> Prompt
Copy the lines holding the word "Papel", all of them.

Stored data entries:
____

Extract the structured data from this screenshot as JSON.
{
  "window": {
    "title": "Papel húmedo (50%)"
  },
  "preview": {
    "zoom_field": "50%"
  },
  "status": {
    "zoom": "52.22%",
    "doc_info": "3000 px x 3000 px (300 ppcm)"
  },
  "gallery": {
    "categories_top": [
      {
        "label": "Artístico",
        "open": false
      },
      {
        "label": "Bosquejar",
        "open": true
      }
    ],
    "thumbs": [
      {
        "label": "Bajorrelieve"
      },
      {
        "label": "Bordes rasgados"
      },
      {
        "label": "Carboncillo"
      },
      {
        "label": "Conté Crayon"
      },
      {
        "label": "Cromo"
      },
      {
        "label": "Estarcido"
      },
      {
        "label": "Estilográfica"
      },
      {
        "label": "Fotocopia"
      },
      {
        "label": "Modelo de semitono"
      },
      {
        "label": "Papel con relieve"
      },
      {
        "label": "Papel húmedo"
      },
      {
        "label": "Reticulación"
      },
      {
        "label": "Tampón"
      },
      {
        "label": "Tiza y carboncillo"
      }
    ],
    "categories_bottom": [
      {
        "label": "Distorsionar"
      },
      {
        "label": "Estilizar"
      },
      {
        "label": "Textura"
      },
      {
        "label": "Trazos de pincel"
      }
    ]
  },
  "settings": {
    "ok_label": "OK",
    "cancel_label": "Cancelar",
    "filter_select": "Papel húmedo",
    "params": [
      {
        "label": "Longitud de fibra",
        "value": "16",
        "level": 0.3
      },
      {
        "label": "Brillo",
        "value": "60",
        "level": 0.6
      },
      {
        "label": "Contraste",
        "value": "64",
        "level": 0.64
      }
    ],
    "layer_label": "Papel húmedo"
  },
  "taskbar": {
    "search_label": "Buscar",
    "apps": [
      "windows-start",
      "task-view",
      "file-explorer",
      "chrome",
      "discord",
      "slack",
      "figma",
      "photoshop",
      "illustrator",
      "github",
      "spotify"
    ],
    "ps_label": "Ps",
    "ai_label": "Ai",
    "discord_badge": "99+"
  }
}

____

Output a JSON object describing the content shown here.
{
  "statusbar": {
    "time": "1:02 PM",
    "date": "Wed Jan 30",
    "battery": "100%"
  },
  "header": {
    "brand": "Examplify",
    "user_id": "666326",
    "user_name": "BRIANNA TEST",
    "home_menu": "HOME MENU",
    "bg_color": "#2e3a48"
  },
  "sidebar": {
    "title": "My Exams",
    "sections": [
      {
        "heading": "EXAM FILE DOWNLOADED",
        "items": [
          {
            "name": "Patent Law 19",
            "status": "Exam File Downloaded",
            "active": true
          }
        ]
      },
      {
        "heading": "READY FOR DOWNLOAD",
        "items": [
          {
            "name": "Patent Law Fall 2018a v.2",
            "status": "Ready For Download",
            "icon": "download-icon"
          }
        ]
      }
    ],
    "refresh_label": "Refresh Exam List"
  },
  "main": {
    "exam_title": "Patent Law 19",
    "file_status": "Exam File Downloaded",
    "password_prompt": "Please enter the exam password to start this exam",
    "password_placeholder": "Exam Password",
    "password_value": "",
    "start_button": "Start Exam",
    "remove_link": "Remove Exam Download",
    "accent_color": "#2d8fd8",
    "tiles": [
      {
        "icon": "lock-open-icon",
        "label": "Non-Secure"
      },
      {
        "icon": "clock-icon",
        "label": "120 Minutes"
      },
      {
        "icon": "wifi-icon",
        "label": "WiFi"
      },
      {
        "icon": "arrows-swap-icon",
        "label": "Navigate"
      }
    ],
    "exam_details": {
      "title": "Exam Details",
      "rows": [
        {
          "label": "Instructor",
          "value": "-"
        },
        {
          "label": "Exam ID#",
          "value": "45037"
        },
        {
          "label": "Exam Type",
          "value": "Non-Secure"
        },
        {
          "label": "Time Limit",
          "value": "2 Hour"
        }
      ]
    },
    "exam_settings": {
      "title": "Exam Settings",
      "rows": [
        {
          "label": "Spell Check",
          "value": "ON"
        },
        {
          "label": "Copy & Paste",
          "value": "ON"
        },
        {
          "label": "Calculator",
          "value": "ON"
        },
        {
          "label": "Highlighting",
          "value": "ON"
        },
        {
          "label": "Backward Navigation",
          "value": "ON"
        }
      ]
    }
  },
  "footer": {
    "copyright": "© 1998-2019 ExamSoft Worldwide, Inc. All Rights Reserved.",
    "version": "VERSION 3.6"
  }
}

____

> Worked solution
    "title": "Papel húmedo (50%)"
        "label": "Papel con relieve"
        "label": "Papel húmedo"
    "filter_select": "Papel húmedo",
    "layer_label": "Papel húmedo"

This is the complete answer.